> _Exercise instructions_
Rewrite every line of the records below as a numbered list, omitting blank lines, and leave the pictures out of the answer.

———

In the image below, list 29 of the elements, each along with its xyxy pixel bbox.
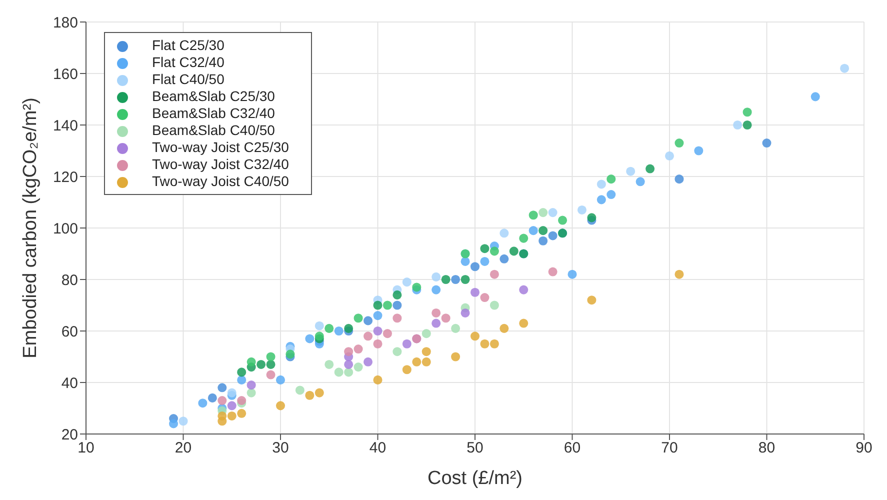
y-tick-label: 160 (52, 66, 78, 83)
legend-label: Beam&Slab C25/30 (152, 88, 275, 104)
y-tick-label: 120 (52, 168, 78, 186)
x-tick-label: 10 (78, 440, 94, 457)
x-axis-title: Cost (£/m²) (428, 468, 522, 489)
x-tick-label: 80 (758, 440, 776, 457)
legend-label: Two-way Joist C32/40 (152, 156, 289, 172)
legend-label: Beam&Slab C40/50 (152, 122, 275, 138)
y-axis-title: Embodied carbon (kgCO₂e/m²) (20, 98, 41, 358)
x-tick-label: 30 (272, 440, 289, 457)
legend-label: Flat C40/50 (152, 71, 224, 87)
legend-label: Beam&Slab C32/40 (152, 105, 275, 121)
legend-label: Two-way Joist C25/30 (152, 139, 289, 155)
x-tick-label: 70 (661, 440, 678, 457)
y-tick-label: 80 (61, 272, 78, 289)
legend-label: Two-way Joist C40/50 (152, 173, 289, 189)
legend-label: Flat C32/40 (152, 54, 224, 70)
y-tick-label: 20 (61, 426, 78, 444)
x-tick-label: 20 (174, 440, 192, 457)
y-tick-label: 60 (61, 323, 78, 340)
x-tick-label: 50 (466, 440, 484, 457)
x-tick-label: 90 (856, 440, 872, 457)
y-tick-label: 40 (61, 374, 78, 392)
x-tick-label: 40 (369, 440, 386, 457)
y-tick-label: 180 (52, 14, 78, 32)
x-tick-label: 60 (564, 440, 581, 457)
y-tick-label: 140 (52, 117, 78, 134)
y-tick-label: 100 (52, 220, 78, 238)
legend-label: Flat C25/30 (152, 37, 224, 53)
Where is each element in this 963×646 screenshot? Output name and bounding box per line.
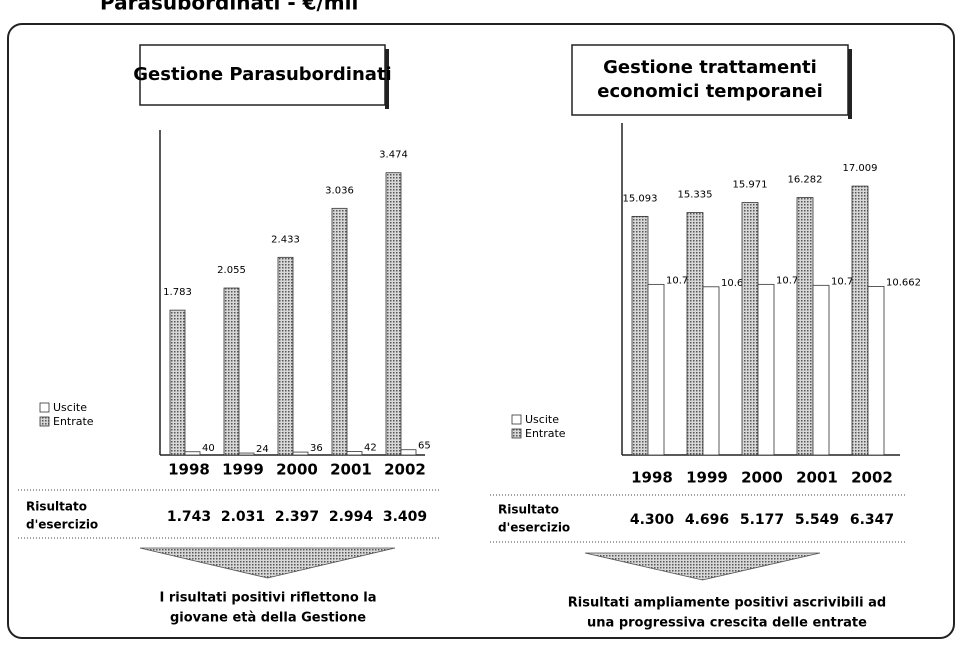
x-tick-label: 1998 [168, 461, 210, 479]
title-shadow [848, 49, 852, 119]
bar [686, 212, 704, 456]
value-label: 10.662 [886, 277, 921, 288]
value-label: 15.335 [678, 190, 713, 201]
bar [292, 451, 309, 456]
result-value: 4.696 [685, 512, 729, 528]
result-value: 5.177 [740, 512, 784, 528]
note: una progressiva crescita delle entrate [587, 616, 867, 631]
legend-swatch [511, 414, 522, 425]
bar [184, 451, 201, 456]
bar [757, 283, 775, 456]
bar [238, 452, 255, 456]
result-label: d'esercizio [498, 521, 570, 535]
bar [400, 449, 417, 456]
bar [223, 287, 240, 456]
result-label: d'esercizio [26, 518, 98, 532]
value-label: 1.783 [163, 287, 192, 298]
bar [741, 202, 759, 456]
chart-title: Gestione trattamenti [603, 57, 817, 78]
frame [7, 23, 955, 639]
bar [346, 451, 363, 456]
value-label: 3.474 [379, 150, 408, 161]
bar [385, 172, 402, 456]
note: giovane età della Gestione [170, 611, 366, 626]
legend-swatch [511, 428, 522, 439]
note: I risultati positivi riflettono la [159, 591, 376, 606]
page-title: Parasubordinati - €/mil [100, 0, 358, 15]
x-tick-label: 2000 [741, 469, 783, 487]
title-shadow [385, 49, 389, 109]
legend-swatch [39, 416, 50, 427]
x-tick-label: 1999 [686, 469, 728, 487]
value-label: 24 [256, 444, 269, 455]
value-label: 40 [202, 443, 215, 454]
value-label: 2.433 [271, 234, 300, 245]
result-value: 2.994 [329, 509, 374, 525]
bar [631, 215, 649, 456]
value-label: 3.036 [325, 185, 354, 196]
legend-label: Uscite [53, 401, 87, 414]
bar [796, 197, 814, 456]
result-label: Risultato [498, 503, 559, 517]
chart-title: Gestione Parasubordinati [133, 64, 391, 85]
bar [812, 284, 830, 456]
result-value: 1.743 [167, 509, 211, 525]
result-value: 3.409 [383, 509, 427, 525]
value-label: 36 [310, 443, 323, 454]
x-tick-label: 2001 [330, 461, 372, 479]
bar [867, 286, 885, 456]
arrow [139, 547, 396, 579]
legend-label: Uscite [525, 413, 559, 426]
chart-title: economici temporanei [597, 81, 823, 102]
result-value: 6.347 [850, 512, 894, 528]
bar [702, 286, 720, 456]
bar [169, 309, 186, 456]
title-box [571, 44, 849, 116]
result-value: 5.549 [795, 512, 839, 528]
result-value: 2.031 [221, 509, 265, 525]
value-label: 16.282 [788, 175, 823, 186]
value-label: 10.794 [776, 275, 811, 286]
x-tick-label: 1998 [631, 469, 673, 487]
value-label: 15.971 [733, 180, 768, 191]
bar [851, 185, 869, 456]
x-tick-label: 2001 [796, 469, 838, 487]
value-label: 10.639 [721, 278, 756, 289]
value-label: 2.055 [217, 265, 246, 276]
x-tick-label: 2002 [384, 461, 426, 479]
bar [331, 207, 348, 456]
title-box [139, 44, 386, 106]
value-label: 10.733 [831, 276, 866, 287]
x-tick-label: 2002 [851, 469, 893, 487]
value-label: 15.093 [623, 193, 658, 204]
legend-label: Entrate [53, 415, 94, 428]
result-value: 4.300 [630, 512, 675, 528]
result-label: Risultato [26, 500, 87, 514]
arrow [584, 552, 821, 581]
x-tick-label: 2000 [276, 461, 318, 479]
value-label: 65 [418, 441, 431, 452]
value-label: 10.793 [666, 275, 701, 286]
bar [647, 283, 665, 456]
x-tick-label: 1999 [222, 461, 264, 479]
value-label: 42 [364, 443, 377, 454]
result-value: 2.397 [275, 509, 319, 525]
bar [277, 256, 294, 456]
legend-swatch [39, 402, 50, 413]
legend-label: Entrate [525, 427, 566, 440]
value-label: 17.009 [843, 163, 878, 174]
note: Risultati ampliamente positivi ascrivibi… [568, 596, 886, 611]
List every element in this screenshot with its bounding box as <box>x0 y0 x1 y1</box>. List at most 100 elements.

———

> _Response for this exercise_
1. In the image below, list 29 of the elements, each along with its xyxy pixel bbox.
2. y-tick-label: 160 (52, 66, 78, 83)
3. legend-label: Beam&Slab C25/30 (152, 88, 275, 104)
4. y-tick-label: 120 (52, 168, 78, 186)
5. x-tick-label: 10 (78, 440, 94, 457)
6. x-axis-title: Cost (£/m²) (428, 468, 522, 489)
7. x-tick-label: 80 (758, 440, 776, 457)
8. legend-label: Two-way Joist C32/40 (152, 156, 289, 172)
9. legend-label: Beam&Slab C40/50 (152, 122, 275, 138)
10. y-axis-title: Embodied carbon (kgCO₂e/m²) (20, 98, 41, 358)
11. x-tick-label: 30 (272, 440, 289, 457)
12. legend-label: Flat C40/50 (152, 71, 224, 87)
13. legend-label: Beam&Slab C32/40 (152, 105, 275, 121)
14. legend-label: Two-way Joist C25/30 (152, 139, 289, 155)
15. x-tick-label: 70 (661, 440, 678, 457)
16. y-tick-label: 80 (61, 272, 78, 289)
17. legend-label: Two-way Joist C40/50 (152, 173, 289, 189)
18. legend-label: Flat C32/40 (152, 54, 224, 70)
19. y-tick-label: 20 (61, 426, 78, 444)
20. x-tick-label: 20 (174, 440, 192, 457)
21. y-tick-label: 60 (61, 323, 78, 340)
22. x-tick-label: 50 (466, 440, 484, 457)
23. x-tick-label: 90 (856, 440, 872, 457)
24. y-tick-label: 40 (61, 374, 78, 392)
25. x-tick-label: 40 (369, 440, 386, 457)
26. y-tick-label: 180 (52, 14, 78, 32)
27. x-tick-label: 60 (564, 440, 581, 457)
28. y-tick-label: 140 (52, 117, 78, 134)
29. y-tick-label: 100 (52, 220, 78, 238)
30. legend-label: Flat C25/30 (152, 37, 224, 53)
31. Where is each element in this 963×646 screenshot? Output name and bounding box per line.
32. x-tick-label: 1998 [168, 461, 210, 479]
33. title-shadow [848, 49, 852, 119]
34. bar [686, 212, 704, 456]
35. value-label: 10.662 [886, 277, 921, 288]
36. value-label: 15.335 [678, 190, 713, 201]
37. bar [292, 451, 309, 456]
38. result-value: 4.696 [685, 512, 729, 528]
39. result-value: 5.177 [740, 512, 784, 528]
40. note: una progressiva crescita delle entrate [587, 616, 867, 631]
41. legend-swatch [511, 414, 522, 425]
42. bar [184, 451, 201, 456]
43. bar [757, 283, 775, 456]
44. bar [238, 452, 255, 456]
45. result-label: d'esercizio [498, 521, 570, 535]
46. bar [400, 449, 417, 456]
47. bar [223, 287, 240, 456]
48. result-label: d'esercizio [26, 518, 98, 532]
49. value-label: 1.783 [163, 287, 192, 298]
50. bar [741, 202, 759, 456]
51. chart-title: Gestione trattamenti [603, 57, 817, 78]
52. frame [7, 23, 955, 639]
53. bar [346, 451, 363, 456]
54. value-label: 3.474 [379, 150, 408, 161]
55. bar [385, 172, 402, 456]
56. note: giovane età della Gestione [170, 611, 366, 626]
57. legend-swatch [511, 428, 522, 439]
58. note: I risultati positivi riflettono la [159, 591, 376, 606]
59. page-title: Parasubordinati - €/mil [100, 0, 358, 15]
60. x-tick-label: 2000 [741, 469, 783, 487]
61. title-shadow [385, 49, 389, 109]
62. legend-swatch [39, 416, 50, 427]
63. x-tick-label: 1999 [686, 469, 728, 487]
64. value-label: 24 [256, 444, 269, 455]
65. value-label: 40 [202, 443, 215, 454]
66. value-label: 2.433 [271, 234, 300, 245]
67. result-value: 2.994 [329, 509, 374, 525]
68. bar [631, 215, 649, 456]
69. value-label: 3.036 [325, 185, 354, 196]
70. legend-label: Uscite [53, 401, 87, 414]
71. bar [796, 197, 814, 456]
72. result-label: Risultato [498, 503, 559, 517]
73. chart-title: Gestione Parasubordinati [133, 64, 391, 85]
74. bar [812, 284, 830, 456]
75. result-value: 1.743 [167, 509, 211, 525]
76. result-value: 3.409 [383, 509, 427, 525]
77. value-label: 36 [310, 443, 323, 454]
78. x-tick-label: 2001 [330, 461, 372, 479]
79. bar [867, 286, 885, 456]
80. arrow [139, 547, 396, 579]
81. legend-label: Uscite [525, 413, 559, 426]
82. chart-title: economici temporanei [597, 81, 823, 102]
83. result-value: 6.347 [850, 512, 894, 528]
84. bar [702, 286, 720, 456]
85. bar [169, 309, 186, 456]
86. title-box [571, 44, 849, 116]
87. result-value: 5.549 [795, 512, 839, 528]
88. result-value: 2.031 [221, 509, 265, 525]
89. value-label: 16.282 [788, 175, 823, 186]
90. value-label: 10.794 [776, 275, 811, 286]
91. x-tick-label: 1998 [631, 469, 673, 487]
92. value-label: 15.971 [733, 180, 768, 191]
93. bar [851, 185, 869, 456]
94. x-tick-label: 2001 [796, 469, 838, 487]
95. value-label: 10.639 [721, 278, 756, 289]
96. value-label: 2.055 [217, 265, 246, 276]
97. x-tick-label: 2002 [384, 461, 426, 479]
98. bar [331, 207, 348, 456]
99. title-box [139, 44, 386, 106]
100. value-label: 10.733 [831, 276, 866, 287]
101. x-tick-label: 2002 [851, 469, 893, 487]
102. value-label: 15.093 [623, 193, 658, 204]
103. legend-label: Entrate [53, 415, 94, 428]
104. result-value: 4.300 [630, 512, 675, 528]
105. result-label: Risultato [26, 500, 87, 514]
106. arrow [584, 552, 821, 581]
107. x-tick-label: 2000 [276, 461, 318, 479]
108. value-label: 65 [418, 441, 431, 452]
109. value-label: 10.793 [666, 275, 701, 286]
110. bar [647, 283, 665, 456]
111. x-tick-label: 1999 [222, 461, 264, 479]
112. value-label: 42 [364, 443, 377, 454]
113. result-value: 2.397 [275, 509, 319, 525]
114. bar [277, 256, 294, 456]
115. legend-swatch [39, 402, 50, 413]
116. legend-label: Entrate [525, 427, 566, 440]
117. value-label: 17.009 [843, 163, 878, 174]
118. note: Risultati ampliamente positivi ascrivibi… [568, 596, 886, 611]
119. List every element in this screenshot with its bounding box as <box>x0 y0 x1 y1</box>. List at most 100 elements.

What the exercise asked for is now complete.